### Task details:
Look through the data and write out every line with the word "secondary" in it.
** start Data excerpts **
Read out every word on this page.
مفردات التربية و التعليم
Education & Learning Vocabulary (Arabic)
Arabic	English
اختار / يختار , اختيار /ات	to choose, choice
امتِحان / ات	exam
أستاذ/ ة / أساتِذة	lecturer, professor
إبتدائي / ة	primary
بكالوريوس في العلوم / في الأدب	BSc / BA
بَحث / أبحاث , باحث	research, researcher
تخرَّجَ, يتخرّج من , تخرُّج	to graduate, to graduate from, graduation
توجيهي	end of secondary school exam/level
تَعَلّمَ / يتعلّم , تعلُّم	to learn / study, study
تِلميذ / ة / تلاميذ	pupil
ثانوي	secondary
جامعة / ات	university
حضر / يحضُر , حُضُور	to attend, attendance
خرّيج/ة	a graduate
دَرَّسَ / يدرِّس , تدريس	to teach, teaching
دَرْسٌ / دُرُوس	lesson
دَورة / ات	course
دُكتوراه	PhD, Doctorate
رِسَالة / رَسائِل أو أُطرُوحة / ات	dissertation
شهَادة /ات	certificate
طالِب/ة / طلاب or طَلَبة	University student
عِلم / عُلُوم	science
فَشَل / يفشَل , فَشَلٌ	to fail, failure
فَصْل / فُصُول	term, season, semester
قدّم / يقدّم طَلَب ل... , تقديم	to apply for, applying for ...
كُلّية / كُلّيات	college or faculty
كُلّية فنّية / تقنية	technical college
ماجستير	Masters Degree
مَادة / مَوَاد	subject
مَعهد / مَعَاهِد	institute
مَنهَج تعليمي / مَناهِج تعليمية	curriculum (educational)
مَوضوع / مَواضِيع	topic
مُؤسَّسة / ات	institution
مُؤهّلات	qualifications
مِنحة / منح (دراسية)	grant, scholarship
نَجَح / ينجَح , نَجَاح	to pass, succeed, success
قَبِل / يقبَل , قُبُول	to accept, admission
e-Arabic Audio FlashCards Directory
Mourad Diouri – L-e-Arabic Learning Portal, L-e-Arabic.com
** end Data excerpts **
### Exercise result:
توجيهي	end of secondary school exam/level
ثانوي	secondary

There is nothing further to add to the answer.